— Start Material for the task —

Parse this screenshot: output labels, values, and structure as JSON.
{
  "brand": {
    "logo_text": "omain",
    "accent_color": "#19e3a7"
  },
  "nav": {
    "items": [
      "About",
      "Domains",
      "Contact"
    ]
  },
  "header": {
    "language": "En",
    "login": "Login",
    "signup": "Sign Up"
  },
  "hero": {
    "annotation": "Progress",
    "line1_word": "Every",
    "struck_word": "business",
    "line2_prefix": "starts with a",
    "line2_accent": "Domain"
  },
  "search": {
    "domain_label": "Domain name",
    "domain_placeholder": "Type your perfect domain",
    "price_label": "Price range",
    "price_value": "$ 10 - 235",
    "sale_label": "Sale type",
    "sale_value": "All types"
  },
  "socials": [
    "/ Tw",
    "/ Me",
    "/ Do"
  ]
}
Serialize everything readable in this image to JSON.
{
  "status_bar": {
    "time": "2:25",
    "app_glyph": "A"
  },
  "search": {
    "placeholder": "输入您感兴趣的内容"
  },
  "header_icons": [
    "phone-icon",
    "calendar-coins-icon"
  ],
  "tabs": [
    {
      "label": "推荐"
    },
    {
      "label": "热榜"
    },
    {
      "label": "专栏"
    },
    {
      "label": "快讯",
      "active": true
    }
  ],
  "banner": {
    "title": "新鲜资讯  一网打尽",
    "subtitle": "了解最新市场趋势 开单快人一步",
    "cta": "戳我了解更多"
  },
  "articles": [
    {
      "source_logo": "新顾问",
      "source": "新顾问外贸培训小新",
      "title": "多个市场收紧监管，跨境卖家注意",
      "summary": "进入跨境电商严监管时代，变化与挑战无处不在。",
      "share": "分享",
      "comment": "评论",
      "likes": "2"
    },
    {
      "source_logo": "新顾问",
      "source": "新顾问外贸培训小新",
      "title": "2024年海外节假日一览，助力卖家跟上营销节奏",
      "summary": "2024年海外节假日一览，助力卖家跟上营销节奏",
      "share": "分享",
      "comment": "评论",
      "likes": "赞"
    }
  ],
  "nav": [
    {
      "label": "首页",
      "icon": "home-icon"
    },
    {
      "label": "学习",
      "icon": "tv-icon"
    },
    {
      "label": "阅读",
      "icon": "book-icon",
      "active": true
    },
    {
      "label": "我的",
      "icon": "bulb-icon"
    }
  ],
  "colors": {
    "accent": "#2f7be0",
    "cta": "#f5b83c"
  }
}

— End Material for the task —

● **Given exercise**:
Give the count of lines in the listing that hold the word "助力卖家跟上营销节奏", with no other text.

● **Correct result**:
2